- Extrait -
■ ■ ■ ■ ■
Aidda

La double vie des Chibanis du foyer Inkermann
Photographies Emmanuel Carcano

Au numéro 43 de la rue Inkermann, à Lyon, le provisoire est devenu permanent pour une centaine d’hommes, travailleurs immigrés de la première génération, Algériens, Tunisiens ou Marocains. L’ancienne usine de robinetterie a fermé ses portes en 1956 et est devenue un foyer-dortoir : 175 lits répartis dans neuf chambres que partagent des hommes dont la moyenne d’âge est proche de 60 ans.

Une poignée d’entre eux travaillent, les autres sont à la retraite, au chômage, bénéficiairs du RMI, invalides. Leur vie est rythmée par les allers et retours entre leur pays d’origine et le foyer car ils n’ont jamais fait venir leurs familles. Rentrer au pays? La plupart ne peuvent s’y résoudre. Certes, les retraités passent une bonne partie de l’année au pays et ne viennent au foyer que pour les soins et les papiers administratifs.
■ ■ ■ ■ ■
- Données à analyser -
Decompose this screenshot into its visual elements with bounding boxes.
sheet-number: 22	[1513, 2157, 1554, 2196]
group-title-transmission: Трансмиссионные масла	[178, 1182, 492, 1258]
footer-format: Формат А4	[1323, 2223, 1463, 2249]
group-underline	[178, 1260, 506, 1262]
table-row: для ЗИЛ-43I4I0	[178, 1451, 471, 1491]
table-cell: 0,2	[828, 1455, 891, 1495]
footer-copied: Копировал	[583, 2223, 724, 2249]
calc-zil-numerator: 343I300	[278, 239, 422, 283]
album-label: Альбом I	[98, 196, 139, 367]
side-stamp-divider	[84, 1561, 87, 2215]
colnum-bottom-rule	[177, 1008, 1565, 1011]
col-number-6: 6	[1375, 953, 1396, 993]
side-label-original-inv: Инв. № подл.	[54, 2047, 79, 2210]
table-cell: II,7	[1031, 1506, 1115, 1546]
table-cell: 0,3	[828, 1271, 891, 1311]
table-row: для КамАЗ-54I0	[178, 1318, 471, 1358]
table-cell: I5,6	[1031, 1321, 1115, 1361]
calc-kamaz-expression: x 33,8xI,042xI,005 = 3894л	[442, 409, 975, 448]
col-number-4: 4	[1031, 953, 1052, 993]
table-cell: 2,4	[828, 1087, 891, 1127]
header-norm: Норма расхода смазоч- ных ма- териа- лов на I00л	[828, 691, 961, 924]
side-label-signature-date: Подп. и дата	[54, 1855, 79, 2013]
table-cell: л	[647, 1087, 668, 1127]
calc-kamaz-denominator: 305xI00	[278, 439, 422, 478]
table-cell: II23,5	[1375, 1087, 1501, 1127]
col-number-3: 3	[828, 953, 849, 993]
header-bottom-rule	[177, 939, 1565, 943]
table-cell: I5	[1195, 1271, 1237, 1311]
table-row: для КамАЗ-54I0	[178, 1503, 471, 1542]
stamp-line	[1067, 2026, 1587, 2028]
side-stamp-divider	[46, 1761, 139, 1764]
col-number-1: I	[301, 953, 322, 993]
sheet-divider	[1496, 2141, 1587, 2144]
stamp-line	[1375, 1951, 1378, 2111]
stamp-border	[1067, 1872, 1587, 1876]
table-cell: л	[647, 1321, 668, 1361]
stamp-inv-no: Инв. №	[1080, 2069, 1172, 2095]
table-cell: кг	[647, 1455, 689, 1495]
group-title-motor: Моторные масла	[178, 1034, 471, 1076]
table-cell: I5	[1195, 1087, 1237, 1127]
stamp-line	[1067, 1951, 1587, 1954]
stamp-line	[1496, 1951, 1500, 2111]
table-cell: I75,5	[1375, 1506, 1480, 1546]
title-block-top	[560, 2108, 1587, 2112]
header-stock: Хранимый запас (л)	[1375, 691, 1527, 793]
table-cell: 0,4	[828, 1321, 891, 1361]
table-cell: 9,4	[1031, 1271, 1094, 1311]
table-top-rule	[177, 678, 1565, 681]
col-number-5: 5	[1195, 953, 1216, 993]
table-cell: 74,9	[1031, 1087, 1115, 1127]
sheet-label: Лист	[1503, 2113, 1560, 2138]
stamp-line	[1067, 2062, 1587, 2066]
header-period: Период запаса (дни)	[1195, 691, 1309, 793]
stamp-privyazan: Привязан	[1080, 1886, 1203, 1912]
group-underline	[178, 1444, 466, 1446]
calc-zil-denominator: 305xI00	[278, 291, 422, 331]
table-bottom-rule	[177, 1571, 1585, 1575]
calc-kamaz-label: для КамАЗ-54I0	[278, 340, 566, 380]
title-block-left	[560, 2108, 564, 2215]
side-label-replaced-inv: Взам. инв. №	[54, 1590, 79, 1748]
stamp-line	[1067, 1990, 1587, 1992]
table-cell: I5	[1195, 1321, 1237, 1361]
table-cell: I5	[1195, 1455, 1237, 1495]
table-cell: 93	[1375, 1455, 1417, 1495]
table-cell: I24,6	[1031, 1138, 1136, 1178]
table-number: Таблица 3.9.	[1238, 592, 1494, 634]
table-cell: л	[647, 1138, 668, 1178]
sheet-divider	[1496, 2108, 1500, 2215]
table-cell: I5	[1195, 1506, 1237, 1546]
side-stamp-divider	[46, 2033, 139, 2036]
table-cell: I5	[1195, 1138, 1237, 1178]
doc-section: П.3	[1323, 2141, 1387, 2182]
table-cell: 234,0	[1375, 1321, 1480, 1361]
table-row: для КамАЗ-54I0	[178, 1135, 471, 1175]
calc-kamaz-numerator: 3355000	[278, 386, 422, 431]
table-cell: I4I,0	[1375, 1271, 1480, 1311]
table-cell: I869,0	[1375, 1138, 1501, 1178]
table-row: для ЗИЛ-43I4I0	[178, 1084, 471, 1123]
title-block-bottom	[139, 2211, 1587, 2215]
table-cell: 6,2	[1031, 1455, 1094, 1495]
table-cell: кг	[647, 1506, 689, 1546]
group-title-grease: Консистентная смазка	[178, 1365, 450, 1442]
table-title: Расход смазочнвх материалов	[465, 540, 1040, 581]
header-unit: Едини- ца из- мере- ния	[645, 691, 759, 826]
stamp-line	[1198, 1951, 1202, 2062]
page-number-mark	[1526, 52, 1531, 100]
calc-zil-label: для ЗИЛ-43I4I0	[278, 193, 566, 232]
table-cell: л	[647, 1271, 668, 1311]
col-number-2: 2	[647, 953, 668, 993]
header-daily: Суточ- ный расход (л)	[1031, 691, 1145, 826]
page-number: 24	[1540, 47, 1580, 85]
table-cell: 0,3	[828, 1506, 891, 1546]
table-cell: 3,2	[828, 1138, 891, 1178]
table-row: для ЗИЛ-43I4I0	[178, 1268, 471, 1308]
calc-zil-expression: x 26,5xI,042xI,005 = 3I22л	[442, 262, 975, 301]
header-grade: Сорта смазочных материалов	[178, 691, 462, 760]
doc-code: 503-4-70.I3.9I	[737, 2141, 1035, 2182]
■ ■ ■ ■ ■
- Consigne A -
Veuillez reproduire à l'identique le passage du texte sur le foyer Inkermann situé entre « La double vie » et « les papiers administratifs. », ces deux bornes comprises.
- Consigne B -
Poursuivez le texte sur le foyer Inkermann à partir de sa dernière phrase.

- Zone de réponse A -
La double vie des Chibanis du foyer Inkermann
Photographies Emmanuel Carcano

Au numéro 43 de la rue Inkermann, à Lyon, le provisoire est devenu permanent pour une centaine d’hommes, travailleurs immigrés de la première génération, Algériens, Tunisiens ou Marocains. L’ancienne usine de robinetterie a fermé ses portes en 1956 et est devenue un foyer-dortoir : 175 lits répartis dans neuf chambres que partagent des hommes dont la moyenne d’âge est proche de 60 ans.

Une poignée d’entre eux travaillent, les autres sont à la retraite, au chômage, bénéficiairs du RMI, invalides. Leur vie est rythmée par les allers et retours entre leur pays d’origine et le foyer car ils n’ont jamais fait venir leurs familles. Rentrer au pays? La plupart ne peuvent s’y résoudre. Certes, les retraités passent une bonne partie de l’année au pays et ne viennent au foyer que pour les soins et les papiers administratifs.

- Zone de réponse B -
Mais pour tous les autres, ceux dont la vie professionnelle s’est brutalement arrêtée bien avant la retraite, ce retour définitif est impossible. Comment concevoir de rentrer plus pauvre que lorsqu’on est arrivé en France? Comment gérer cette paperasserie administrative qui parfois devient l’une des rares activités de ces hommes?

Comment vivre, là-bas, avec une famille dont les enfants ont grandi sans père, ou presque? Dans leurs paroles, douloureuses, il ya ces années de travail qui justifiaient leur présence. Cette absence de labeur donne aujourd’hui à leur « existance française » un profond sentiment d’inutilité. Certes, il y a le foyer, les petits groupes constitués, l’entraide. Certains s’en contentent, d’autres aspirent à davantage d’intimité.

Il faut se rendre à l’évidence, ces hommes seuls (près de 100 000 en France) vieilliront ici. Que fait-on pour les accompagner?
Texte : Emmanuel Carcano

Emmanuel Carcano a débuté ce travail photographique en 1997.